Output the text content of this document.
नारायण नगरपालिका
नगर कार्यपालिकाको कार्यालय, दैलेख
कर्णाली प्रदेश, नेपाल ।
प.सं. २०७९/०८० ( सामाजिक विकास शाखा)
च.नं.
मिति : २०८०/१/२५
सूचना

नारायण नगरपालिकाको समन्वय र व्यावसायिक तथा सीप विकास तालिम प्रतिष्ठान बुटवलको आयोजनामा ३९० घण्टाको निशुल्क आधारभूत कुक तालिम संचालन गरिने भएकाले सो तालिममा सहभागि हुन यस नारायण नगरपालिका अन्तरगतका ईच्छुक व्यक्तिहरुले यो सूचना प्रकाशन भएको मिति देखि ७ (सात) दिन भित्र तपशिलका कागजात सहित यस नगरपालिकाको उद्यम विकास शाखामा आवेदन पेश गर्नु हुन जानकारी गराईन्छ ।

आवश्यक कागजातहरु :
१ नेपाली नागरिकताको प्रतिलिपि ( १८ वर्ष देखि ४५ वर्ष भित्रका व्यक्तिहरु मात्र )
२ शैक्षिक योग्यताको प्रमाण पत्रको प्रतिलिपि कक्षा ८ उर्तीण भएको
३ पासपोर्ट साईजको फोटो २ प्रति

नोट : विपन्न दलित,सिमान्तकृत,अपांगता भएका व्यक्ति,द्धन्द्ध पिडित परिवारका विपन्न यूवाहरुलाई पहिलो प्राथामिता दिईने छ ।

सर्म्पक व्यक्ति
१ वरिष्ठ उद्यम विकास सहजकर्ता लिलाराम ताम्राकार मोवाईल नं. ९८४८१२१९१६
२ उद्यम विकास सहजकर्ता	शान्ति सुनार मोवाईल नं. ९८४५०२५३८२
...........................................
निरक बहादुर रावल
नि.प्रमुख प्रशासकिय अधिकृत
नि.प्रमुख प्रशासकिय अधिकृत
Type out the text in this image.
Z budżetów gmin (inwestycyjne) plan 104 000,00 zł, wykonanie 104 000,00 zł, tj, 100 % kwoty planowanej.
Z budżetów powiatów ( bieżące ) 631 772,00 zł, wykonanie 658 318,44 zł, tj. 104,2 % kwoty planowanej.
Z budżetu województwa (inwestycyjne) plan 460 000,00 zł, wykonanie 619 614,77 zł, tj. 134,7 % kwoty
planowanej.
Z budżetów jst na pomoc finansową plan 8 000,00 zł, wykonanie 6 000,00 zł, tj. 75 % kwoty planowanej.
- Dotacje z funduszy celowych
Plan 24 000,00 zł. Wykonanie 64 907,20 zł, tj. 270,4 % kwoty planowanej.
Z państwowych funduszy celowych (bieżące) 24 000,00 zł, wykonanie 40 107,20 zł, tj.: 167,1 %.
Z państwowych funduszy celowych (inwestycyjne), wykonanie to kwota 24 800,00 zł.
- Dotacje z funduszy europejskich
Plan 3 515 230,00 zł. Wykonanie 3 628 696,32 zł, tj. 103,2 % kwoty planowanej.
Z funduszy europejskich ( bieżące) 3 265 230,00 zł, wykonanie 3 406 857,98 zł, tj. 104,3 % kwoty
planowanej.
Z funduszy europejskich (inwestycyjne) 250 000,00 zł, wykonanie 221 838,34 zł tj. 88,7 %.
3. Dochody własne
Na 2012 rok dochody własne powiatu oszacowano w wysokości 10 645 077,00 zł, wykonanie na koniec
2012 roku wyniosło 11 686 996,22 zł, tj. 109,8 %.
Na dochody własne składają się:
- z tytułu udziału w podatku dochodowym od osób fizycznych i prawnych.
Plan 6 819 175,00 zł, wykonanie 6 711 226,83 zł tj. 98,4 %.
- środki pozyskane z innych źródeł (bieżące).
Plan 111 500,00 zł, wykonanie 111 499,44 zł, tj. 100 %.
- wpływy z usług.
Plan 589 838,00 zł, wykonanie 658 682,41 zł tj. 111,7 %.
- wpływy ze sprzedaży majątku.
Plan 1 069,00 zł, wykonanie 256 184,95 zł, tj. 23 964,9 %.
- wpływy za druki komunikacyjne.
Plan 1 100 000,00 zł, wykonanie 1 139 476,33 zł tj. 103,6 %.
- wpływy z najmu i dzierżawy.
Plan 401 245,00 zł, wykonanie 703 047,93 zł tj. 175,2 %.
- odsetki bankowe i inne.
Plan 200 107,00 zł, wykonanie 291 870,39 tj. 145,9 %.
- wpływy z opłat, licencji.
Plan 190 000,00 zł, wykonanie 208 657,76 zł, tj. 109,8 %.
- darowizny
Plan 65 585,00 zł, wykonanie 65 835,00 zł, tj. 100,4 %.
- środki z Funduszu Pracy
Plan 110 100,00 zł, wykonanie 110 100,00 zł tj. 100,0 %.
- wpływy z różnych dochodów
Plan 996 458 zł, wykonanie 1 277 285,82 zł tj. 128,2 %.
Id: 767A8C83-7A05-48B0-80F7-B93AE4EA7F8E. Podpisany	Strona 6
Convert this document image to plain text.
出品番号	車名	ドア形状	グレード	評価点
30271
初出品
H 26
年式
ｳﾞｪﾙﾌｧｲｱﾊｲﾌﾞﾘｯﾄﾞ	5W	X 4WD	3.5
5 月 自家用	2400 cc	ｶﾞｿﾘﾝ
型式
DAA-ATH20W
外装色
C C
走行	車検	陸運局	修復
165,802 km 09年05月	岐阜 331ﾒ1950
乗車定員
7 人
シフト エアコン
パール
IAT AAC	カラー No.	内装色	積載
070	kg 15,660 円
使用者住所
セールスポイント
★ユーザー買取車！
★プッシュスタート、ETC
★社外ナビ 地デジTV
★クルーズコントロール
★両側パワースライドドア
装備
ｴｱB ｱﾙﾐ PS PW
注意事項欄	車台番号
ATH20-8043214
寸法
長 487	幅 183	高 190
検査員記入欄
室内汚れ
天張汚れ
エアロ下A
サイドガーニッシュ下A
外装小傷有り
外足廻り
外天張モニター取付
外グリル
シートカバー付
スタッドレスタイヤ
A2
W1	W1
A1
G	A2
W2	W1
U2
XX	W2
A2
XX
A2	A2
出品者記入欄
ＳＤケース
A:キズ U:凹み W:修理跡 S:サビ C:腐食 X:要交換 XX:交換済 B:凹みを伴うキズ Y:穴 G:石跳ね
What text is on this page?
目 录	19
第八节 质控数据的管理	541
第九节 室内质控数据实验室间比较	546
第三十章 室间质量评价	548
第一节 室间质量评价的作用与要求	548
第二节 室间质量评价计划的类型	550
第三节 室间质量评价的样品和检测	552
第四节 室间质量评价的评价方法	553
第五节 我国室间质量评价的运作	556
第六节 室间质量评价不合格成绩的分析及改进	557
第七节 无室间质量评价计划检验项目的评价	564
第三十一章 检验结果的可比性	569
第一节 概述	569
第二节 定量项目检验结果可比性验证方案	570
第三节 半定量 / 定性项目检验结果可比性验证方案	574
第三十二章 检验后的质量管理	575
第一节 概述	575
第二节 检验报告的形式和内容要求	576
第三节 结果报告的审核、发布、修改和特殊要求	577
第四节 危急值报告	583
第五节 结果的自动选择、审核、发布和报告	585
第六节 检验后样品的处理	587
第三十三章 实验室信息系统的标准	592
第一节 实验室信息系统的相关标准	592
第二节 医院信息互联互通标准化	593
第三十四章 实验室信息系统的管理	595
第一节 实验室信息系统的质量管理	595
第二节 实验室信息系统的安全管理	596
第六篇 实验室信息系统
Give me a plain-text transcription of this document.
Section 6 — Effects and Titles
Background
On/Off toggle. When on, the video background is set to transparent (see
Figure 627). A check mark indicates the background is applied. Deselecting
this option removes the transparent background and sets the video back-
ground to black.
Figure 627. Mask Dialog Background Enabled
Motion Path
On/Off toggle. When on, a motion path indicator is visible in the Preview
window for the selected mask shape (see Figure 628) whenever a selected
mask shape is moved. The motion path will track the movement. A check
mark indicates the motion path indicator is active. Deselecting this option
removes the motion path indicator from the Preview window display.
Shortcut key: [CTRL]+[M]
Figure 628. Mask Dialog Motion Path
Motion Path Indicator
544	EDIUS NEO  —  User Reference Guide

= = = = =

● **Exercise description**: Each line from the one containing "Give me a plain-text" to the end of the listing above should be copied exactly, and nothing else.

● **Right answer**:
Give me a plain-text transcription of this document.
Section 6 — Effects and Titles
Background
On/Off toggle. When on, the video background is set to transparent (see
Figure 627). A check mark indicates the background is applied. Deselecting
this option removes the transparent background and sets the video back-
ground to black.
Figure 627. Mask Dialog Background Enabled
Motion Path
On/Off toggle. When on, a motion path indicator is visible in the Preview
window for the selected mask shape (see Figure 628) whenever a selected
mask shape is moved. The motion path will track the movement. A check
mark indicates the motion path indicator is active. Deselecting this option
removes the motion path indicator from the Preview window display.
Shortcut key: [CTRL]+[M]
Figure 628. Mask Dialog Motion Path
Motion Path Indicator
544	EDIUS NEO  —  User Reference Guide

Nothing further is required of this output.